● **Exercise requirements**
Each entry below should be echoed exactly, with pictures omitted.

● **Extracted information**
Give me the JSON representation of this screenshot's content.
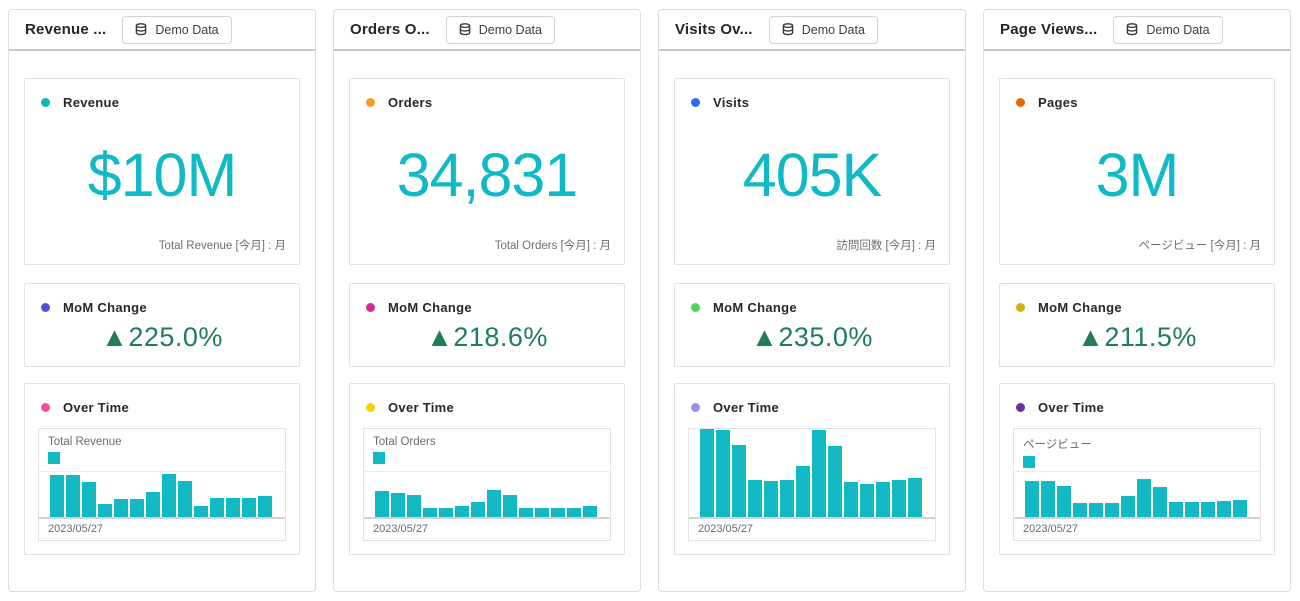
{
  "colors": {
    "teal_number": "#0FB9C6",
    "teal_bar": "#12B8C2",
    "positive_green": "#1E7E55"
  },
  "cards": [
    {
      "title": "Revenue ...",
      "demo_button_label": "Demo Data",
      "kpi": {
        "dot_color": "#12B2B5",
        "label": "Revenue",
        "value": "$10M",
        "caption": "Total Revenue [今月] : 月"
      },
      "mom": {
        "dot_color": "#4F4FD8",
        "label": "MoM Change",
        "value": "▲225.0%"
      },
      "over_time": {
        "dot_color": "#F24FA0",
        "label": "Over Time",
        "legend": "Total Revenue",
        "date": "2023/05/27",
        "bar_heights_pct": [
          94,
          94,
          78,
          29,
          40,
          40,
          56,
          96,
          81,
          25,
          42,
          42,
          42,
          46
        ]
      }
    },
    {
      "title": "Orders O...",
      "demo_button_label": "Demo Data",
      "kpi": {
        "dot_color": "#F59A23",
        "label": "Orders",
        "value": "34,831",
        "caption": "Total Orders [今月] : 月"
      },
      "mom": {
        "dot_color": "#D12D8F",
        "label": "MoM Change",
        "value": "▲218.6%"
      },
      "over_time": {
        "dot_color": "#F5D30C",
        "label": "Over Time",
        "legend": "Total Orders",
        "date": "2023/05/27",
        "bar_heights_pct": [
          58,
          54,
          50,
          21,
          21,
          25,
          33,
          60,
          48,
          21,
          21,
          21,
          21,
          25
        ]
      }
    },
    {
      "title": "Visits Ov...",
      "demo_button_label": "Demo Data",
      "kpi": {
        "dot_color": "#2D68F0",
        "label": "Visits",
        "value": "405K",
        "caption": "訪問回数 [今月] : 月"
      },
      "mom": {
        "dot_color": "#4ED45A",
        "label": "MoM Change",
        "value": "▲235.0%"
      },
      "over_time": {
        "dot_color": "#9D8CF2",
        "label": "Over Time",
        "legend": "",
        "date": "2023/05/27",
        "bar_heights_pct": [
          100,
          99,
          82,
          42,
          41,
          42,
          58,
          99,
          81,
          40,
          38,
          40,
          42,
          44
        ]
      }
    },
    {
      "title": "Page Views...",
      "demo_button_label": "Demo Data",
      "kpi": {
        "dot_color": "#DD6904",
        "label": "Pages",
        "value": "3M",
        "caption": "ページビュー [今月] : 月"
      },
      "mom": {
        "dot_color": "#D4AF0D",
        "label": "MoM Change",
        "value": "▲211.5%"
      },
      "over_time": {
        "dot_color": "#6B2FA0",
        "label": "Over Time",
        "legend": "ページビュー",
        "date": "2023/05/27",
        "bar_heights_pct": [
          81,
          81,
          69,
          31,
          31,
          31,
          46,
          85,
          67,
          33,
          33,
          33,
          35,
          37
        ]
      }
    }
  ],
  "chart_data": [
    {
      "type": "bar",
      "title": "Revenue Over Time",
      "series_name": "Total Revenue",
      "x_first_label": "2023/05/27",
      "values_relative_pct": [
        94,
        94,
        78,
        29,
        40,
        40,
        56,
        96,
        81,
        25,
        42,
        42,
        42,
        46
      ]
    },
    {
      "type": "bar",
      "title": "Orders Over Time",
      "series_name": "Total Orders",
      "x_first_label": "2023/05/27",
      "values_relative_pct": [
        58,
        54,
        50,
        21,
        21,
        25,
        33,
        60,
        48,
        21,
        21,
        21,
        21,
        25
      ]
    },
    {
      "type": "bar",
      "title": "Visits Over Time",
      "series_name": "Visits",
      "x_first_label": "2023/05/27",
      "values_relative_pct": [
        100,
        99,
        82,
        42,
        41,
        42,
        58,
        99,
        81,
        40,
        38,
        40,
        42,
        44
      ]
    },
    {
      "type": "bar",
      "title": "Page Views Over Time",
      "series_name": "ページビュー",
      "x_first_label": "2023/05/27",
      "values_relative_pct": [
        81,
        81,
        69,
        31,
        31,
        31,
        46,
        85,
        67,
        33,
        33,
        33,
        35,
        37
      ]
    }
  ]
}
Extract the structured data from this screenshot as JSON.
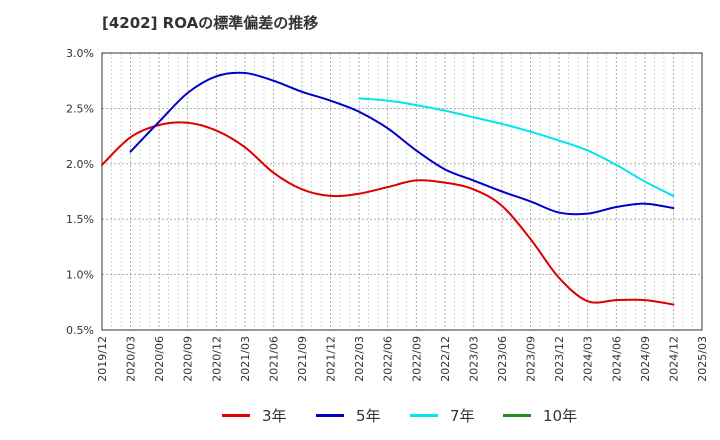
{
  "title": "[4202]  ROAの標準偏差の推移",
  "chart_data": {
    "type": "line",
    "title": "[4202]  ROAの標準偏差の推移",
    "xlabel": "",
    "ylabel": "",
    "y_ticks": [
      "0.5%",
      "1.0%",
      "1.5%",
      "2.0%",
      "2.5%",
      "3.0%"
    ],
    "ylim": [
      0.5,
      3.0
    ],
    "x_ticks": [
      "2019/12",
      "2020/03",
      "2020/06",
      "2020/09",
      "2020/12",
      "2021/03",
      "2021/06",
      "2021/09",
      "2021/12",
      "2022/03",
      "2022/06",
      "2022/09",
      "2022/12",
      "2023/03",
      "2023/06",
      "2023/09",
      "2023/12",
      "2024/03",
      "2024/06",
      "2024/09",
      "2024/12",
      "2025/03"
    ],
    "grid": true,
    "legend_position": "bottom",
    "series": [
      {
        "name": "3年",
        "color": "#dd0000",
        "x": [
          "2019/12",
          "2020/03",
          "2020/06",
          "2020/09",
          "2020/12",
          "2021/03",
          "2021/06",
          "2021/09",
          "2021/12",
          "2022/03",
          "2022/06",
          "2022/09",
          "2022/12",
          "2023/03",
          "2023/06",
          "2023/09",
          "2023/12",
          "2024/03",
          "2024/06",
          "2024/09",
          "2024/12"
        ],
        "values": [
          1.99,
          2.24,
          2.35,
          2.37,
          2.3,
          2.15,
          1.92,
          1.77,
          1.71,
          1.73,
          1.79,
          1.85,
          1.83,
          1.77,
          1.62,
          1.32,
          0.97,
          0.76,
          0.77,
          0.77,
          0.73
        ]
      },
      {
        "name": "5年",
        "color": "#0000cc",
        "x": [
          "2020/03",
          "2020/06",
          "2020/09",
          "2020/12",
          "2021/03",
          "2021/06",
          "2021/09",
          "2021/12",
          "2022/03",
          "2022/06",
          "2022/09",
          "2022/12",
          "2023/03",
          "2023/06",
          "2023/09",
          "2023/12",
          "2024/03",
          "2024/06",
          "2024/09",
          "2024/12"
        ],
        "values": [
          2.11,
          2.38,
          2.64,
          2.79,
          2.82,
          2.75,
          2.65,
          2.57,
          2.47,
          2.32,
          2.12,
          1.95,
          1.85,
          1.75,
          1.66,
          1.56,
          1.55,
          1.61,
          1.64,
          1.6
        ]
      },
      {
        "name": "7年",
        "color": "#00e5ee",
        "x": [
          "2022/03",
          "2022/06",
          "2022/09",
          "2022/12",
          "2023/03",
          "2023/06",
          "2023/09",
          "2023/12",
          "2024/03",
          "2024/06",
          "2024/09",
          "2024/12"
        ],
        "values": [
          2.59,
          2.57,
          2.53,
          2.48,
          2.42,
          2.36,
          2.29,
          2.21,
          2.12,
          1.99,
          1.84,
          1.71
        ]
      },
      {
        "name": "10年",
        "color": "#228b22",
        "x": [],
        "values": []
      }
    ]
  }
}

● **Written response**
Give me the JSON representation of this screenshot's content.
{
  "colors": {
    "teal_number": "#0FB9C6",
    "teal_bar": "#12B8C2",
    "positive_green": "#1E7E55"
  },
  "cards": [
    {
      "title": "Revenue ...",
      "demo_button_label": "Demo Data",
      "kpi": {
        "dot_color": "#12B2B5",
        "label": "Revenue",
        "value": "$10M",
        "caption": "Total Revenue [今月] : 月"
      },
      "mom": {
        "dot_color": "#4F4FD8",
        "label": "MoM Change",
        "value": "▲225.0%"
      },
      "over_time": {
        "dot_color": "#F24FA0",
        "label": "Over Time",
        "legend": "Total Revenue",
        "date": "2023/05/27",
        "bar_heights_pct": [
          94,
          94,
          78,
          29,
          40,
          40,
          56,
          96,
          81,
          25,
          42,
          42,
          42,
          46
        ]
      }
    },
    {
      "title": "Orders O...",
      "demo_button_label": "Demo Data",
      "kpi": {
        "dot_color": "#F59A23",
        "label": "Orders",
        "value": "34,831",
        "caption": "Total Orders [今月] : 月"
      },
      "mom": {
        "dot_color": "#D12D8F",
        "label": "MoM Change",
        "value": "▲218.6%"
      },
      "over_time": {
        "dot_color": "#F5D30C",
        "label": "Over Time",
        "legend": "Total Orders",
        "date": "2023/05/27",
        "bar_heights_pct": [
          58,
          54,
          50,
          21,
          21,
          25,
          33,
          60,
          48,
          21,
          21,
          21,
          21,
          25
        ]
      }
    },
    {
      "title": "Visits Ov...",
      "demo_button_label": "Demo Data",
      "kpi": {
        "dot_color": "#2D68F0",
        "label": "Visits",
        "value": "405K",
        "caption": "訪問回数 [今月] : 月"
      },
      "mom": {
        "dot_color": "#4ED45A",
        "label": "MoM Change",
        "value": "▲235.0%"
      },
      "over_time": {
        "dot_color": "#9D8CF2",
        "label": "Over Time",
        "legend": "",
        "date": "2023/05/27",
        "bar_heights_pct": [
          100,
          99,
          82,
          42,
          41,
          42,
          58,
          99,
          81,
          40,
          38,
          40,
          42,
          44
        ]
      }
    },
    {
      "title": "Page Views...",
      "demo_button_label": "Demo Data",
      "kpi": {
        "dot_color": "#DD6904",
        "label": "Pages",
        "value": "3M",
        "caption": "ページビュー [今月] : 月"
      },
      "mom": {
        "dot_color": "#D4AF0D",
        "label": "MoM Change",
        "value": "▲211.5%"
      },
      "over_time": {
        "dot_color": "#6B2FA0",
        "label": "Over Time",
        "legend": "ページビュー",
        "date": "2023/05/27",
        "bar_heights_pct": [
          81,
          81,
          69,
          31,
          31,
          31,
          46,
          85,
          67,
          33,
          33,
          33,
          35,
          37
        ]
      }
    }
  ],
  "chart_data": [
    {
      "type": "bar",
      "title": "Revenue Over Time",
      "series_name": "Total Revenue",
      "x_first_label": "2023/05/27",
      "values_relative_pct": [
        94,
        94,
        78,
        29,
        40,
        40,
        56,
        96,
        81,
        25,
        42,
        42,
        42,
        46
      ]
    },
    {
      "type": "bar",
      "title": "Orders Over Time",
      "series_name": "Total Orders",
      "x_first_label": "2023/05/27",
      "values_relative_pct": [
        58,
        54,
        50,
        21,
        21,
        25,
        33,
        60,
        48,
        21,
        21,
        21,
        21,
        25
      ]
    },
    {
      "type": "bar",
      "title": "Visits Over Time",
      "series_name": "Visits",
      "x_first_label": "2023/05/27",
      "values_relative_pct": [
        100,
        99,
        82,
        42,
        41,
        42,
        58,
        99,
        81,
        40,
        38,
        40,
        42,
        44
      ]
    },
    {
      "type": "bar",
      "title": "Page Views Over Time",
      "series_name": "ページビュー",
      "x_first_label": "2023/05/27",
      "values_relative_pct": [
        81,
        81,
        69,
        31,
        31,
        31,
        46,
        85,
        67,
        33,
        33,
        33,
        35,
        37
      ]
    }
  ]
}
Extract the structured data from this screenshot as JSON.
{
  "title": "[4202]  ROAの標準偏差の推移",
  "chart_data": {
    "type": "line",
    "title": "[4202]  ROAの標準偏差の推移",
    "xlabel": "",
    "ylabel": "",
    "y_ticks": [
      "0.5%",
      "1.0%",
      "1.5%",
      "2.0%",
      "2.5%",
      "3.0%"
    ],
    "ylim": [
      0.5,
      3.0
    ],
    "x_ticks": [
      "2019/12",
      "2020/03",
      "2020/06",
      "2020/09",
      "2020/12",
      "2021/03",
      "2021/06",
      "2021/09",
      "2021/12",
      "2022/03",
      "2022/06",
      "2022/09",
      "2022/12",
      "2023/03",
      "2023/06",
      "2023/09",
      "2023/12",
      "2024/03",
      "2024/06",
      "2024/09",
      "2024/12",
      "2025/03"
    ],
    "grid": true,
    "legend_position": "bottom",
    "series": [
      {
        "name": "3年",
        "color": "#dd0000",
        "x": [
          "2019/12",
          "2020/03",
          "2020/06",
          "2020/09",
          "2020/12",
          "2021/03",
          "2021/06",
          "2021/09",
          "2021/12",
          "2022/03",
          "2022/06",
          "2022/09",
          "2022/12",
          "2023/03",
          "2023/06",
          "2023/09",
          "2023/12",
          "2024/03",
          "2024/06",
          "2024/09",
          "2024/12"
        ],
        "values": [
          1.99,
          2.24,
          2.35,
          2.37,
          2.3,
          2.15,
          1.92,
          1.77,
          1.71,
          1.73,
          1.79,
          1.85,
          1.83,
          1.77,
          1.62,
          1.32,
          0.97,
          0.76,
          0.77,
          0.77,
          0.73
        ]
      },
      {
        "name": "5年",
        "color": "#0000cc",
        "x": [
          "2020/03",
          "2020/06",
          "2020/09",
          "2020/12",
          "2021/03",
          "2021/06",
          "2021/09",
          "2021/12",
          "2022/03",
          "2022/06",
          "2022/09",
          "2022/12",
          "2023/03",
          "2023/06",
          "2023/09",
          "2023/12",
          "2024/03",
          "2024/06",
          "2024/09",
          "2024/12"
        ],
        "values": [
          2.11,
          2.38,
          2.64,
          2.79,
          2.82,
          2.75,
          2.65,
          2.57,
          2.47,
          2.32,
          2.12,
          1.95,
          1.85,
          1.75,
          1.66,
          1.56,
          1.55,
          1.61,
          1.64,
          1.6
        ]
      },
      {
        "name": "7年",
        "color": "#00e5ee",
        "x": [
          "2022/03",
          "2022/06",
          "2022/09",
          "2022/12",
          "2023/03",
          "2023/06",
          "2023/09",
          "2023/12",
          "2024/03",
          "2024/06",
          "2024/09",
          "2024/12"
        ],
        "values": [
          2.59,
          2.57,
          2.53,
          2.48,
          2.42,
          2.36,
          2.29,
          2.21,
          2.12,
          1.99,
          1.84,
          1.71
        ]
      },
      {
        "name": "10年",
        "color": "#228b22",
        "x": [],
        "values": []
      }
    ]
  }
}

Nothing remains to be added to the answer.